[Material for this task]:
--- start ---
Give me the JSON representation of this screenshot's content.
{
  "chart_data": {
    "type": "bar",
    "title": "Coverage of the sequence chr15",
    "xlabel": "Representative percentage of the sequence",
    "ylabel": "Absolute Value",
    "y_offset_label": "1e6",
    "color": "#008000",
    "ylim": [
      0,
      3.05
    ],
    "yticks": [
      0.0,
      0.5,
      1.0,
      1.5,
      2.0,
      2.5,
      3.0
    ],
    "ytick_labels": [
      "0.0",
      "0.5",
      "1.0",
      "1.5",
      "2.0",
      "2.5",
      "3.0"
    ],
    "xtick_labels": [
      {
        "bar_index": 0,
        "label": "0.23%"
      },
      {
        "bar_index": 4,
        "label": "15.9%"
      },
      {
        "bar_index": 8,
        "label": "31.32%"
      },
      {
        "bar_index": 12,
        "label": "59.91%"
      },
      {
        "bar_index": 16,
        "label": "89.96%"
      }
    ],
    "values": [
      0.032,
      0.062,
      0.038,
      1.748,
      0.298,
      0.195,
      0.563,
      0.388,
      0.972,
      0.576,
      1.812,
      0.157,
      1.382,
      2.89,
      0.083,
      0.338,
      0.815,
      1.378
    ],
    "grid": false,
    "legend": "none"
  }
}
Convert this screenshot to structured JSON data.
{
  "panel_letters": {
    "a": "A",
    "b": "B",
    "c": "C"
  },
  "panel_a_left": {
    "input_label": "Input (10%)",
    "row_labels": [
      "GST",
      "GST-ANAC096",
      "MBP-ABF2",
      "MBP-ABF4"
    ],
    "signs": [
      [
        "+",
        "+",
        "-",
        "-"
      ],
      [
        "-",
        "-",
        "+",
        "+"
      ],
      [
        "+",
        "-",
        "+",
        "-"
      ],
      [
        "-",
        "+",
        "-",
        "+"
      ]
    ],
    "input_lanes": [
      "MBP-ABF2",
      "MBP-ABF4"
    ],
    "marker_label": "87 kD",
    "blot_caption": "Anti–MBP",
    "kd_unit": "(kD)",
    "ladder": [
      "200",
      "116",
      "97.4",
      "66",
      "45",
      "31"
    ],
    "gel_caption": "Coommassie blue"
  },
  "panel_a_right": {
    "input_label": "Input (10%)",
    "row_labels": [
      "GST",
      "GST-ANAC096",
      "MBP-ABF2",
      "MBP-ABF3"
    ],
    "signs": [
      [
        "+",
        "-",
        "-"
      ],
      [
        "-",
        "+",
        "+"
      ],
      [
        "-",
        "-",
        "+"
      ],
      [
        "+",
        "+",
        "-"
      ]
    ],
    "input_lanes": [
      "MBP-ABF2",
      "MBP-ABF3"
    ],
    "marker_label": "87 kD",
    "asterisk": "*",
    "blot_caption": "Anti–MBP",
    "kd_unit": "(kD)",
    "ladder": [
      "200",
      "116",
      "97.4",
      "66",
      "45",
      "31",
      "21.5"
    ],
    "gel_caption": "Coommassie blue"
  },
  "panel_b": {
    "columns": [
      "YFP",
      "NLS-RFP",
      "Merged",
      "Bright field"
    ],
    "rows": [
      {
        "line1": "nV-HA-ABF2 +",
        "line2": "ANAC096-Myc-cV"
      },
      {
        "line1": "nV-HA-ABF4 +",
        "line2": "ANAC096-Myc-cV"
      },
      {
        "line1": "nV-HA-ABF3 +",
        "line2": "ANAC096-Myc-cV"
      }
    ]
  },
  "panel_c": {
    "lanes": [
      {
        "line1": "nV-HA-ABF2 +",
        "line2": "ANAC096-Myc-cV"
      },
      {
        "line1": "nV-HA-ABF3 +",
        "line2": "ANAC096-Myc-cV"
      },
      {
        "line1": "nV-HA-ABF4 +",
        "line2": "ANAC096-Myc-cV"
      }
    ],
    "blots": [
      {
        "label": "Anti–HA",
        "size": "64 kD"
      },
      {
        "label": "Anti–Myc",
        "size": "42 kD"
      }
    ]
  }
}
--- end ---
[Objective]:
How many of the lines above include the string "JSON"? Answer with the number only.

[Written response]:
2